[Begin PROVIDED ENTRIES]
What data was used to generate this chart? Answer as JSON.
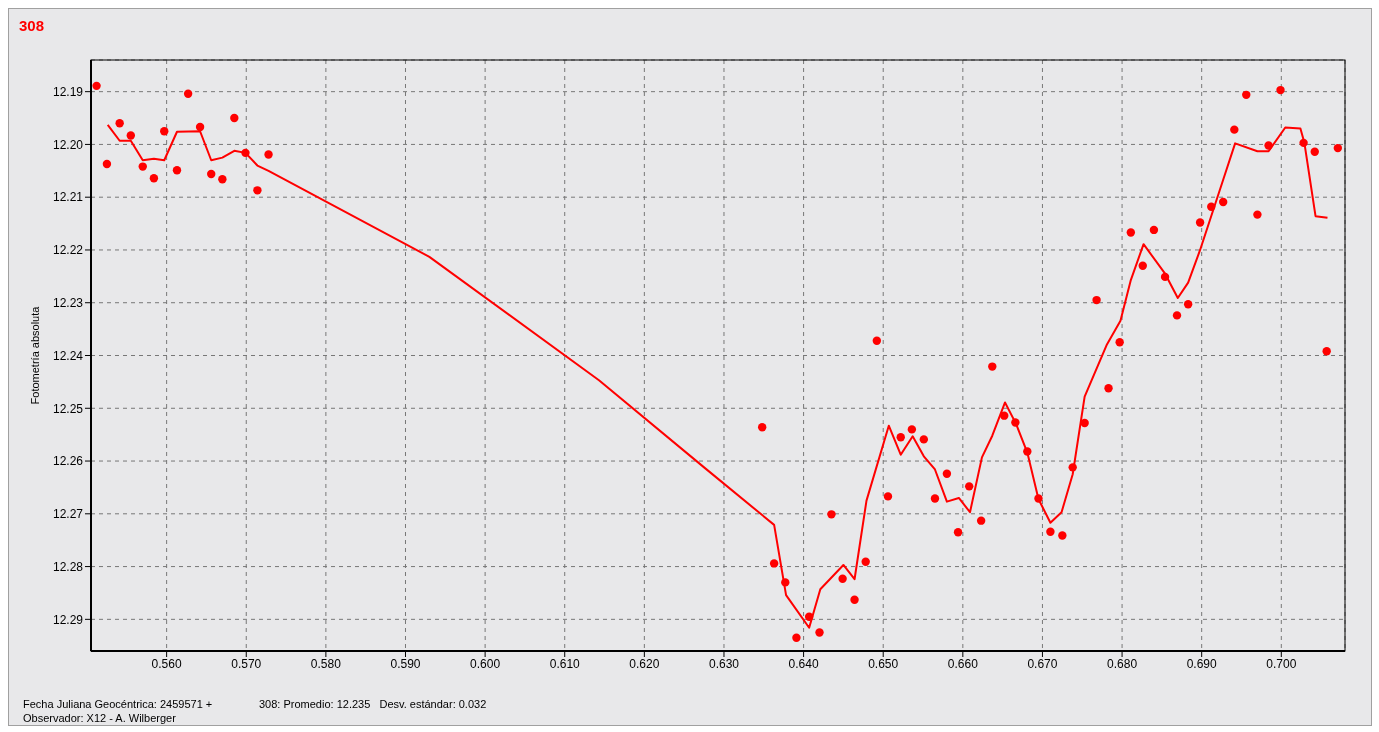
{
  "chart_data": {
    "type": "scatter",
    "title": "308",
    "xlabel": "Fecha Juliana Geocéntrica: 2459571 +",
    "ylabel": "Fotometría absoluta",
    "annotations": [
      "308: Promedio: 12.235   Desv. estándar: 0.032",
      "Observador: X12 - A. Wilberger"
    ],
    "xlim": [
      0.5505,
      0.708
    ],
    "ylim": [
      12.296,
      12.184
    ],
    "xticks": [
      {
        "value": 0.56,
        "label": "0.560"
      },
      {
        "value": 0.57,
        "label": "0.570"
      },
      {
        "value": 0.58,
        "label": "0.580"
      },
      {
        "value": 0.59,
        "label": "0.590"
      },
      {
        "value": 0.6,
        "label": "0.600"
      },
      {
        "value": 0.61,
        "label": "0.610"
      },
      {
        "value": 0.62,
        "label": "0.620"
      },
      {
        "value": 0.63,
        "label": "0.630"
      },
      {
        "value": 0.64,
        "label": "0.640"
      },
      {
        "value": 0.65,
        "label": "0.650"
      },
      {
        "value": 0.66,
        "label": "0.660"
      },
      {
        "value": 0.67,
        "label": "0.670"
      },
      {
        "value": 0.68,
        "label": "0.680"
      },
      {
        "value": 0.69,
        "label": "0.690"
      },
      {
        "value": 0.7,
        "label": "0.700"
      }
    ],
    "yticks": [
      12.19,
      {
        "value": 12.2,
        "label": "12.20"
      },
      12.21,
      12.22,
      12.23,
      12.24,
      12.25,
      12.26,
      12.27,
      12.28,
      12.29
    ],
    "grid": true,
    "series": [
      {
        "color": "#ff0000",
        "marker": "circle",
        "x": [
          0.5512,
          0.5525,
          0.5541,
          0.5555,
          0.557,
          0.5584,
          0.5597,
          0.5613,
          0.5627,
          0.5642,
          0.5656,
          0.567,
          0.5685,
          0.5699,
          0.5714,
          0.5728,
          0.6348,
          0.6363,
          0.6377,
          0.6391,
          0.6407,
          0.642,
          0.6435,
          0.6449,
          0.6464,
          0.6478,
          0.6492,
          0.6506,
          0.6522,
          0.6536,
          0.6551,
          0.6565,
          0.658,
          0.6594,
          0.6608,
          0.6623,
          0.6637,
          0.6652,
          0.6666,
          0.6681,
          0.6695,
          0.671,
          0.6725,
          0.6738,
          0.6753,
          0.6768,
          0.6783,
          0.6797,
          0.6811,
          0.6826,
          0.684,
          0.6854,
          0.6869,
          0.6883,
          0.6898,
          0.6912,
          0.6927,
          0.6941,
          0.6956,
          0.697,
          0.6984,
          0.6999,
          0.7028,
          0.7042,
          0.7057,
          0.7071
        ],
        "values": [
          12.1889,
          12.2037,
          12.196,
          12.1983,
          12.2042,
          12.2064,
          12.1975,
          12.2049,
          12.1904,
          12.1967,
          12.2056,
          12.2066,
          12.195,
          12.2016,
          12.2087,
          12.2019,
          12.2536,
          12.2794,
          12.283,
          12.2935,
          12.2895,
          12.2925,
          12.2701,
          12.2823,
          12.2863,
          12.2791,
          12.2372,
          12.2667,
          12.2555,
          12.254,
          12.2559,
          12.2671,
          12.2624,
          12.2735,
          12.2648,
          12.2713,
          12.2421,
          12.2514,
          12.2527,
          12.2582,
          12.2671,
          12.2734,
          12.2741,
          12.2612,
          12.2528,
          12.2295,
          12.2462,
          12.2375,
          12.2167,
          12.223,
          12.2162,
          12.2251,
          12.2324,
          12.2303,
          12.2148,
          12.2118,
          12.2109,
          12.1972,
          12.1906,
          12.2133,
          12.2002,
          12.1897,
          12.1997,
          12.2014,
          12.2392,
          12.2007
        ]
      },
      {
        "type": "line",
        "color": "#ff0000",
        "marker": "none",
        "x": [
          0.5526,
          0.5541,
          0.5555,
          0.557,
          0.5584,
          0.5597,
          0.5613,
          0.5642,
          0.5656,
          0.567,
          0.5685,
          0.5699,
          0.5714,
          0.5728,
          0.593,
          0.6143,
          0.6275,
          0.6363,
          0.6378,
          0.6407,
          0.6421,
          0.645,
          0.6464,
          0.6479,
          0.6507,
          0.6522,
          0.6537,
          0.6551,
          0.6565,
          0.658,
          0.6595,
          0.6609,
          0.6624,
          0.6637,
          0.6653,
          0.6667,
          0.6681,
          0.6695,
          0.671,
          0.6724,
          0.6738,
          0.6753,
          0.6781,
          0.6798,
          0.6811,
          0.6827,
          0.6854,
          0.687,
          0.6883,
          0.6898,
          0.6927,
          0.6942,
          0.697,
          0.6984,
          0.7005,
          0.7024,
          0.7029,
          0.7043,
          0.7058
        ],
        "values": [
          12.1963,
          12.1993,
          12.1993,
          12.203,
          12.2027,
          12.203,
          12.1976,
          12.1975,
          12.203,
          12.2025,
          12.2012,
          12.2016,
          12.204,
          12.205,
          12.2213,
          12.2447,
          12.2612,
          12.2721,
          12.2854,
          12.2916,
          12.2843,
          12.2797,
          12.2824,
          12.2675,
          12.2533,
          12.2588,
          12.2553,
          12.2591,
          12.2616,
          12.2677,
          12.267,
          12.2697,
          12.2593,
          12.2552,
          12.2489,
          12.253,
          12.2584,
          12.2672,
          12.2717,
          12.2697,
          12.2625,
          12.2478,
          12.2379,
          12.2334,
          12.2257,
          12.2189,
          12.2245,
          12.2291,
          12.2262,
          12.22,
          12.2067,
          12.1998,
          12.2013,
          12.2013,
          12.1968,
          12.197,
          12.1997,
          12.2136,
          12.2139
        ]
      }
    ]
  }
}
[End PROVIDED ENTRIES]
WHAT IS NEEDED: All of the lines above should be retyped precisely, apart from the pictures.

ANSWER FOR THE TASK:
What data was used to generate this chart? Answer as JSON.
{
  "chart_data": {
    "type": "scatter",
    "title": "308",
    "xlabel": "Fecha Juliana Geocéntrica: 2459571 +",
    "ylabel": "Fotometría absoluta",
    "annotations": [
      "308: Promedio: 12.235   Desv. estándar: 0.032",
      "Observador: X12 - A. Wilberger"
    ],
    "xlim": [
      0.5505,
      0.708
    ],
    "ylim": [
      12.296,
      12.184
    ],
    "xticks": [
      {
        "value": 0.56,
        "label": "0.560"
      },
      {
        "value": 0.57,
        "label": "0.570"
      },
      {
        "value": 0.58,
        "label": "0.580"
      },
      {
        "value": 0.59,
        "label": "0.590"
      },
      {
        "value": 0.6,
        "label": "0.600"
      },
      {
        "value": 0.61,
        "label": "0.610"
      },
      {
        "value": 0.62,
        "label": "0.620"
      },
      {
        "value": 0.63,
        "label": "0.630"
      },
      {
        "value": 0.64,
        "label": "0.640"
      },
      {
        "value": 0.65,
        "label": "0.650"
      },
      {
        "value": 0.66,
        "label": "0.660"
      },
      {
        "value": 0.67,
        "label": "0.670"
      },
      {
        "value": 0.68,
        "label": "0.680"
      },
      {
        "value": 0.69,
        "label": "0.690"
      },
      {
        "value": 0.7,
        "label": "0.700"
      }
    ],
    "yticks": [
      12.19,
      {
        "value": 12.2,
        "label": "12.20"
      },
      12.21,
      12.22,
      12.23,
      12.24,
      12.25,
      12.26,
      12.27,
      12.28,
      12.29
    ],
    "grid": true,
    "series": [
      {
        "color": "#ff0000",
        "marker": "circle",
        "x": [
          0.5512,
          0.5525,
          0.5541,
          0.5555,
          0.557,
          0.5584,
          0.5597,
          0.5613,
          0.5627,
          0.5642,
          0.5656,
          0.567,
          0.5685,
          0.5699,
          0.5714,
          0.5728,
          0.6348,
          0.6363,
          0.6377,
          0.6391,
          0.6407,
          0.642,
          0.6435,
          0.6449,
          0.6464,
          0.6478,
          0.6492,
          0.6506,
          0.6522,
          0.6536,
          0.6551,
          0.6565,
          0.658,
          0.6594,
          0.6608,
          0.6623,
          0.6637,
          0.6652,
          0.6666,
          0.6681,
          0.6695,
          0.671,
          0.6725,
          0.6738,
          0.6753,
          0.6768,
          0.6783,
          0.6797,
          0.6811,
          0.6826,
          0.684,
          0.6854,
          0.6869,
          0.6883,
          0.6898,
          0.6912,
          0.6927,
          0.6941,
          0.6956,
          0.697,
          0.6984,
          0.6999,
          0.7028,
          0.7042,
          0.7057,
          0.7071
        ],
        "values": [
          12.1889,
          12.2037,
          12.196,
          12.1983,
          12.2042,
          12.2064,
          12.1975,
          12.2049,
          12.1904,
          12.1967,
          12.2056,
          12.2066,
          12.195,
          12.2016,
          12.2087,
          12.2019,
          12.2536,
          12.2794,
          12.283,
          12.2935,
          12.2895,
          12.2925,
          12.2701,
          12.2823,
          12.2863,
          12.2791,
          12.2372,
          12.2667,
          12.2555,
          12.254,
          12.2559,
          12.2671,
          12.2624,
          12.2735,
          12.2648,
          12.2713,
          12.2421,
          12.2514,
          12.2527,
          12.2582,
          12.2671,
          12.2734,
          12.2741,
          12.2612,
          12.2528,
          12.2295,
          12.2462,
          12.2375,
          12.2167,
          12.223,
          12.2162,
          12.2251,
          12.2324,
          12.2303,
          12.2148,
          12.2118,
          12.2109,
          12.1972,
          12.1906,
          12.2133,
          12.2002,
          12.1897,
          12.1997,
          12.2014,
          12.2392,
          12.2007
        ]
      },
      {
        "type": "line",
        "color": "#ff0000",
        "marker": "none",
        "x": [
          0.5526,
          0.5541,
          0.5555,
          0.557,
          0.5584,
          0.5597,
          0.5613,
          0.5642,
          0.5656,
          0.567,
          0.5685,
          0.5699,
          0.5714,
          0.5728,
          0.593,
          0.6143,
          0.6275,
          0.6363,
          0.6378,
          0.6407,
          0.6421,
          0.645,
          0.6464,
          0.6479,
          0.6507,
          0.6522,
          0.6537,
          0.6551,
          0.6565,
          0.658,
          0.6595,
          0.6609,
          0.6624,
          0.6637,
          0.6653,
          0.6667,
          0.6681,
          0.6695,
          0.671,
          0.6724,
          0.6738,
          0.6753,
          0.6781,
          0.6798,
          0.6811,
          0.6827,
          0.6854,
          0.687,
          0.6883,
          0.6898,
          0.6927,
          0.6942,
          0.697,
          0.6984,
          0.7005,
          0.7024,
          0.7029,
          0.7043,
          0.7058
        ],
        "values": [
          12.1963,
          12.1993,
          12.1993,
          12.203,
          12.2027,
          12.203,
          12.1976,
          12.1975,
          12.203,
          12.2025,
          12.2012,
          12.2016,
          12.204,
          12.205,
          12.2213,
          12.2447,
          12.2612,
          12.2721,
          12.2854,
          12.2916,
          12.2843,
          12.2797,
          12.2824,
          12.2675,
          12.2533,
          12.2588,
          12.2553,
          12.2591,
          12.2616,
          12.2677,
          12.267,
          12.2697,
          12.2593,
          12.2552,
          12.2489,
          12.253,
          12.2584,
          12.2672,
          12.2717,
          12.2697,
          12.2625,
          12.2478,
          12.2379,
          12.2334,
          12.2257,
          12.2189,
          12.2245,
          12.2291,
          12.2262,
          12.22,
          12.2067,
          12.1998,
          12.2013,
          12.2013,
          12.1968,
          12.197,
          12.1997,
          12.2136,
          12.2139
        ]
      }
    ]
  }
}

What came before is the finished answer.